[Stored entries]
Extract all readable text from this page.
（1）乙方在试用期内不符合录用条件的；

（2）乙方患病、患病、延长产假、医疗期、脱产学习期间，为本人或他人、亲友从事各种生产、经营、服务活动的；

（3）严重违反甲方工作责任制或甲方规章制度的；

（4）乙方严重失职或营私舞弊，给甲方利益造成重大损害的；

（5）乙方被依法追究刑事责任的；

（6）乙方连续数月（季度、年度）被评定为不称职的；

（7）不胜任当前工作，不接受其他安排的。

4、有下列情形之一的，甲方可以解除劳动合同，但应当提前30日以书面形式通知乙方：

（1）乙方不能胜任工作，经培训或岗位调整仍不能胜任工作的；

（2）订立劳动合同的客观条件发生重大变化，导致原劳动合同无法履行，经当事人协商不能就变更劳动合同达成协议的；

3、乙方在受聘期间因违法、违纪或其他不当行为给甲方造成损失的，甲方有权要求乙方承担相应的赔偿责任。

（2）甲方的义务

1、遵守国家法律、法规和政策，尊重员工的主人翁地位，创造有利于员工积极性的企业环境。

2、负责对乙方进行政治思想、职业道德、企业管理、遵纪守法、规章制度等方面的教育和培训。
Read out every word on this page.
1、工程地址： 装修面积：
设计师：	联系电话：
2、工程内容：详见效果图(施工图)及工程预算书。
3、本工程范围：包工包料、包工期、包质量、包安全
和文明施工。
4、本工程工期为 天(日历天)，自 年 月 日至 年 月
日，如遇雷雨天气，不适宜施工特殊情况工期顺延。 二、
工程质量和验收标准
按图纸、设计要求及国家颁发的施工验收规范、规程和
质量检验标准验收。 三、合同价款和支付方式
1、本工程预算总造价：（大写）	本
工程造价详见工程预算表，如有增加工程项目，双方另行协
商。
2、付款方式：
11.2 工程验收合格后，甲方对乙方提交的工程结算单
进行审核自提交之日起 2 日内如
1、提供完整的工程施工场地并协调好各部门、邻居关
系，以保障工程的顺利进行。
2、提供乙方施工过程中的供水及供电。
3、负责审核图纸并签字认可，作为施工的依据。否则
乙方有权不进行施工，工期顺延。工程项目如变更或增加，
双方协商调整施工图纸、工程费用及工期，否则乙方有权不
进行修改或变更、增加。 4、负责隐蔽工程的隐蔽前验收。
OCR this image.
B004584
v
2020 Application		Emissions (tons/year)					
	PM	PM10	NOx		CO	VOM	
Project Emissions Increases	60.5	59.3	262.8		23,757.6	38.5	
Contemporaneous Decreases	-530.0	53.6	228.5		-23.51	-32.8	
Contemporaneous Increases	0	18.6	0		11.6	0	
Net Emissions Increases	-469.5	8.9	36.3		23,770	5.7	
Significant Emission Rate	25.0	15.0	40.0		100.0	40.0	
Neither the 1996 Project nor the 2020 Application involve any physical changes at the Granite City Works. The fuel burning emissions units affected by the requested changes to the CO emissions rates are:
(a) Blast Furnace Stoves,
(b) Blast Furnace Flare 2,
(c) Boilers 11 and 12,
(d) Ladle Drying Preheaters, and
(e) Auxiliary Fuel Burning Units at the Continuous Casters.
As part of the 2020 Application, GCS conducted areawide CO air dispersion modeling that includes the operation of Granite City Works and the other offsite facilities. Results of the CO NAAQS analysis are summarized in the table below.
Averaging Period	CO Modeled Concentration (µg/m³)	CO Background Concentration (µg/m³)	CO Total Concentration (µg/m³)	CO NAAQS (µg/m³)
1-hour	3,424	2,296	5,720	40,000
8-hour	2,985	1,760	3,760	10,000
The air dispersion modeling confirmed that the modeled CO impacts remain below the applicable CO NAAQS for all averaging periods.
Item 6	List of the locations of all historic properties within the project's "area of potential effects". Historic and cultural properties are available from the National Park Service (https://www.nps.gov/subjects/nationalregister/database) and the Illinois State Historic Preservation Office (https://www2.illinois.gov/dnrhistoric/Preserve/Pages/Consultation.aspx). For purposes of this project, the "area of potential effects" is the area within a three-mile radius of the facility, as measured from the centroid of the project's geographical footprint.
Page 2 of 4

Goal of the exercise –
Write out every entry word for word.

Complete output –
Extract all readable text from this page.
（1）乙方在试用期内不符合录用条件的；

（2）乙方患病、患病、延长产假、医疗期、脱产学习期间，为本人或他人、亲友从事各种生产、经营、服务活动的；

（3）严重违反甲方工作责任制或甲方规章制度的；

（4）乙方严重失职或营私舞弊，给甲方利益造成重大损害的；

（5）乙方被依法追究刑事责任的；

（6）乙方连续数月（季度、年度）被评定为不称职的；

（7）不胜任当前工作，不接受其他安排的。

4、有下列情形之一的，甲方可以解除劳动合同，但应当提前30日以书面形式通知乙方：

（1）乙方不能胜任工作，经培训或岗位调整仍不能胜任工作的；

（2）订立劳动合同的客观条件发生重大变化，导致原劳动合同无法履行，经当事人协商不能就变更劳动合同达成协议的；

3、乙方在受聘期间因违法、违纪或其他不当行为给甲方造成损失的，甲方有权要求乙方承担相应的赔偿责任。

（2）甲方的义务

1、遵守国家法律、法规和政策，尊重员工的主人翁地位，创造有利于员工积极性的企业环境。

2、负责对乙方进行政治思想、职业道德、企业管理、遵纪守法、规章制度等方面的教育和培训。
Read out every word on this page.
1、工程地址： 装修面积：
设计师：	联系电话：
2、工程内容：详见效果图(施工图)及工程预算书。
3、本工程范围：包工包料、包工期、包质量、包安全
和文明施工。
4、本工程工期为 天(日历天)，自 年 月 日至 年 月
日，如遇雷雨天气，不适宜施工特殊情况工期顺延。 二、
工程质量和验收标准
按图纸、设计要求及国家颁发的施工验收规范、规程和
质量检验标准验收。 三、合同价款和支付方式
1、本工程预算总造价：（大写）	本
工程造价详见工程预算表，如有增加工程项目，双方另行协
商。
2、付款方式：
11.2 工程验收合格后，甲方对乙方提交的工程结算单
进行审核自提交之日起 2 日内如
1、提供完整的工程施工场地并协调好各部门、邻居关
系，以保障工程的顺利进行。
2、提供乙方施工过程中的供水及供电。
3、负责审核图纸并签字认可，作为施工的依据。否则
乙方有权不进行施工，工期顺延。工程项目如变更或增加，
双方协商调整施工图纸、工程费用及工期，否则乙方有权不
进行修改或变更、增加。 4、负责隐蔽工程的隐蔽前验收。
OCR this image.
B004584
v
2020 Application		Emissions (tons/year)					
	PM	PM10	NOx		CO	VOM	
Project Emissions Increases	60.5	59.3	262.8		23,757.6	38.5	
Contemporaneous Decreases	-530.0	53.6	228.5		-23.51	-32.8	
Contemporaneous Increases	0	18.6	0		11.6	0	
Net Emissions Increases	-469.5	8.9	36.3		23,770	5.7	
Significant Emission Rate	25.0	15.0	40.0		100.0	40.0	
Neither the 1996 Project nor the 2020 Application involve any physical changes at the Granite City Works. The fuel burning emissions units affected by the requested changes to the CO emissions rates are:
(a) Blast Furnace Stoves,
(b) Blast Furnace Flare 2,
(c) Boilers 11 and 12,
(d) Ladle Drying Preheaters, and
(e) Auxiliary Fuel Burning Units at the Continuous Casters.
As part of the 2020 Application, GCS conducted areawide CO air dispersion modeling that includes the operation of Granite City Works and the other offsite facilities. Results of the CO NAAQS analysis are summarized in the table below.
Averaging Period	CO Modeled Concentration (µg/m³)	CO Background Concentration (µg/m³)	CO Total Concentration (µg/m³)	CO NAAQS (µg/m³)
1-hour	3,424	2,296	5,720	40,000
8-hour	2,985	1,760	3,760	10,000
The air dispersion modeling confirmed that the modeled CO impacts remain below the applicable CO NAAQS for all averaging periods.
Item 6	List of the locations of all historic properties within the project's "area of potential effects". Historic and cultural properties are available from the National Park Service (https://www.nps.gov/subjects/nationalregister/database) and the Illinois State Historic Preservation Office (https://www2.illinois.gov/dnrhistoric/Preserve/Pages/Consultation.aspx). For purposes of this project, the "area of potential effects" is the area within a three-mile radius of the facility, as measured from the centroid of the project's geographical footprint.
Page 2 of 4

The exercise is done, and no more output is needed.